- **THE EXERCISE**
Draw out every line with the word "this" from the listing below.

- **LISTED RECORDS**

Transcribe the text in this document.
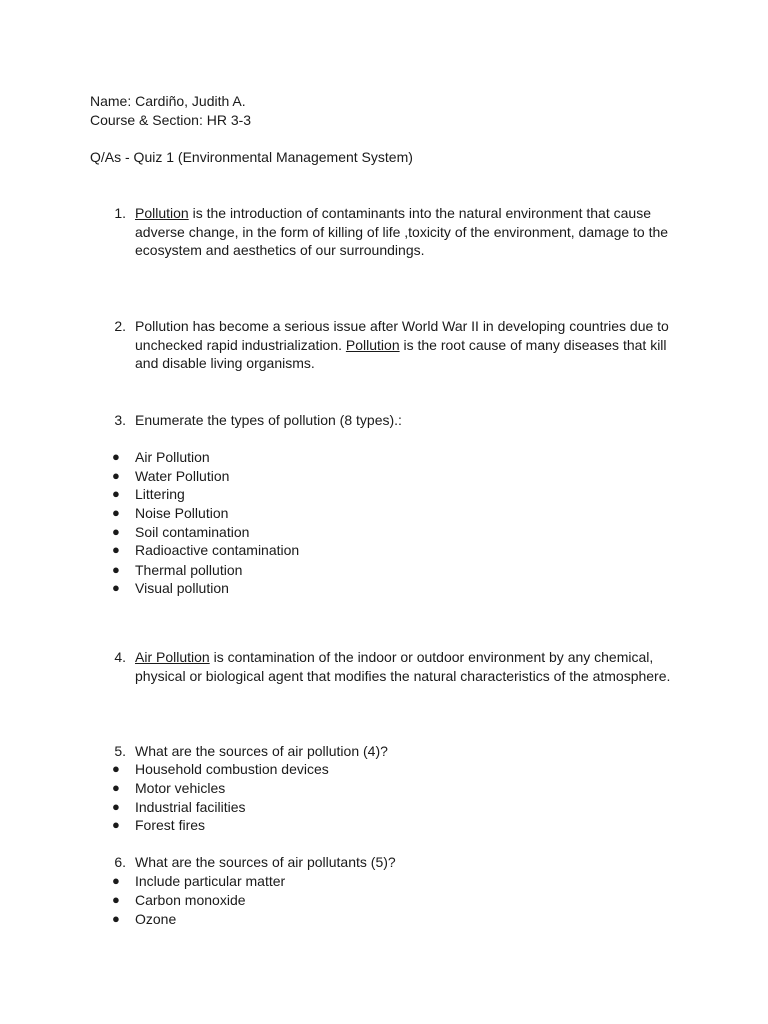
Name: Cardiño, Judith A.

Course & Section: HR 3-3

Q/As - Quiz 1 (Environmental Management System)

1. Pollution is the introduction of contaminants into the natural environment that cause adverse change, in the form of killing of life ,toxicity of the environment, damage to the ecosystem and aesthetics of our surroundings.

2. Pollution has become a serious issue after World War II in developing countries due to unchecked rapid industrialization. Pollution is the root cause of many diseases that kill and disable living organisms.

3. Enumerate the types of pollution (8 types).:

● Air Pollution
● Water Pollution
● Littering
● Noise Pollution
● Soil contamination
● Radioactive contamination
● Thermal pollution
● Visual pollution
4. Air Pollution is contamination of the indoor or outdoor environment by any chemical, physical or biological agent that modifies the natural characteristics of the atmosphere.

5. What are the sources of air pollution (4)?

● Household combustion devices
● Motor vehicles
● Industrial facilities
● Forest fires
6. What are the sources of air pollutants (5)?

● Include particular matter
● Carbon monoxide
● Ozone
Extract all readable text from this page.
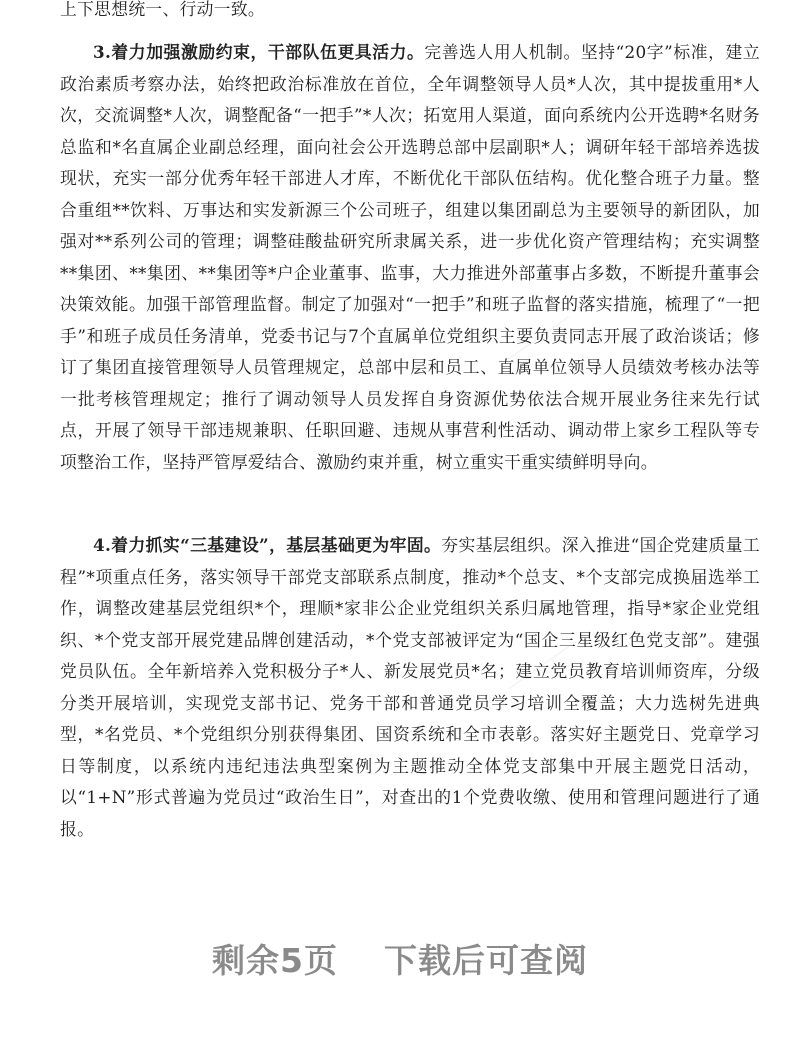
上下思想统一、行动一致。

3.着力加强激励约束，干部队伍更具活力。完善选人用人机制。坚持“20字”标准，建立政治素质考察办法，始终把政治标准放在首位，全年调整领导人员*人次，其中提拔重用*人次，交流调整*人次，调整配备“一把手”*人次；拓宽用人渠道，面向系统内公开选聘*名财务总监和*名直属企业副总经理，面向社会公开选聘总部中层副职*人；调研年轻干部培养选拔现状，充实一部分优秀年轻干部进人才库，不断优化干部队伍结构。优化整合班子力量。整合重组**饮料、万事达和实发新源三个公司班子，组建以集团副总为主要领导的新团队，加强对**系列公司的管理；调整硅酸盐研究所隶属关系，进一步优化资产管理结构；充实调整**集团、**集团、**集团等*户企业董事、监事，大力推进外部董事占多数，不断提升董事会决策效能。加强干部管理监督。制定了加强对“一把手”和班子监督的落实措施，梳理了“一把手”和班子成员任务清单，党委书记与7个直属单位党组织主要负责同志开展了政治谈话；修订了集团直接管理领导人员管理规定，总部中层和员工、直属单位领导人员绩效考核办法等一批考核管理规定；推行了调动领导人员发挥自身资源优势依法合规开展业务往来先行试点，开展了领导干部违规兼职、任职回避、违规从事营利性活动、调动带上家乡工程队等专项整治工作，坚持严管厚爱结合、激励约束并重，树立重实干重实绩鲜明导向。

4.着力抓实“三基建设”，基层基础更为牢固。夯实基层组织。深入推进“国企党建质量工程”*项重点任务，落实领导干部党支部联系点制度，推动*个总支、*个支部完成换届选举工作，调整改建基层党组织*个，理顺*家非公企业党组织关系归属地管理，指导*家企业党组织、*个党支部开展党建品牌创建活动，*个党支部被评定为“国企三星级红色党支部”。建强党员队伍。全年新培养入党积极分子*人、新发展党员*名；建立党员教育培训师资库，分级分类开展培训，实现党支部书记、党务干部和普通党员学习培训全覆盖；大力选树先进典型，*名党员、*个党组织分别获得集团、国资系统和全市表彰。落实好主题党日、党章学习日等制度，以系统内违纪违法典型案例为主题推动全体党支部集中开展主题党日活动，以“1+N”形式普遍为党员过“政治生日”，对查出的1个党费收缴、使用和管理问题进行了通报。

剩余5页 下载后可查阅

- **FULL ANSWER**
Transcribe the text in this document.
Extract all readable text from this page.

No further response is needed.